What to produce
Look through the material and copy each line holding "icon".

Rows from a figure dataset
____

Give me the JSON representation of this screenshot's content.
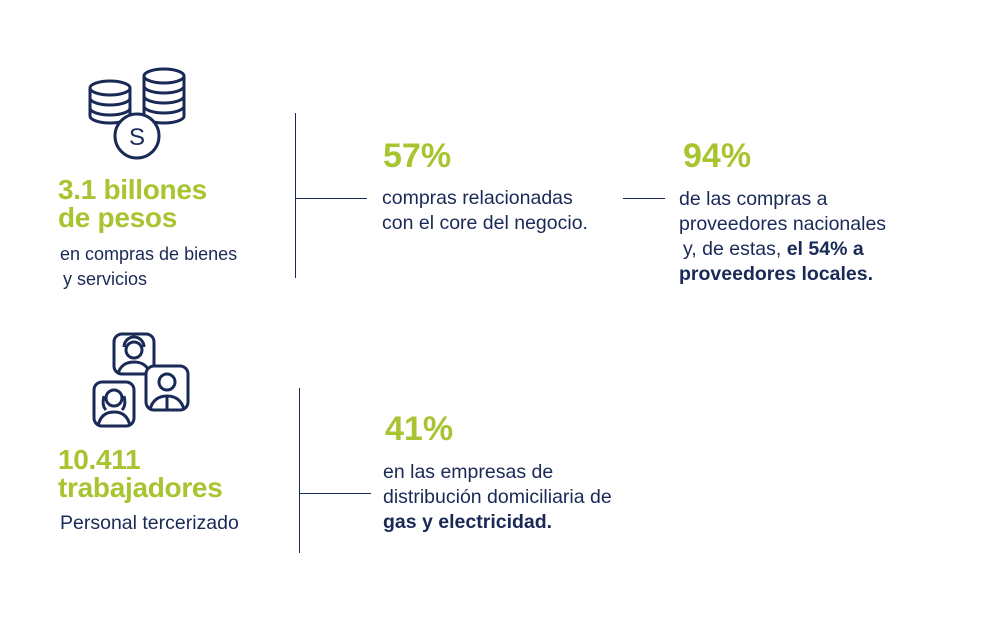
{
  "colors": {
    "accent": "#a9c431",
    "text": "#1a2a57"
  },
  "section1": {
    "icon": "coins-stack-icon",
    "headline": [
      "3.1 billones",
      "de pesos"
    ],
    "caption": [
      "en compras de bienes",
      "y servicios"
    ],
    "stat1": {
      "value": "57%",
      "text": [
        "compras relacionadas",
        "con el  core del negocio."
      ]
    },
    "stat2": {
      "value": "94%",
      "text": [
        "de las compras a",
        "proveedores nacionales"
      ],
      "text3_prefix": "y, de estas, ",
      "text3_bold": "el 54% a",
      "text4_bold": "proveedores locales."
    }
  },
  "section2": {
    "icon": "workers-group-icon",
    "headline": [
      "10.411",
      "trabajadores"
    ],
    "caption": "Personal tercerizado",
    "stat1": {
      "value": "41%",
      "text": [
        "en las empresas de",
        "distribución domiciliaria de"
      ],
      "text_bold": "gas y electricidad."
    }
  }
}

____

Complete response
    "icon": "coins-stack-icon",
    "icon": "workers-group-icon",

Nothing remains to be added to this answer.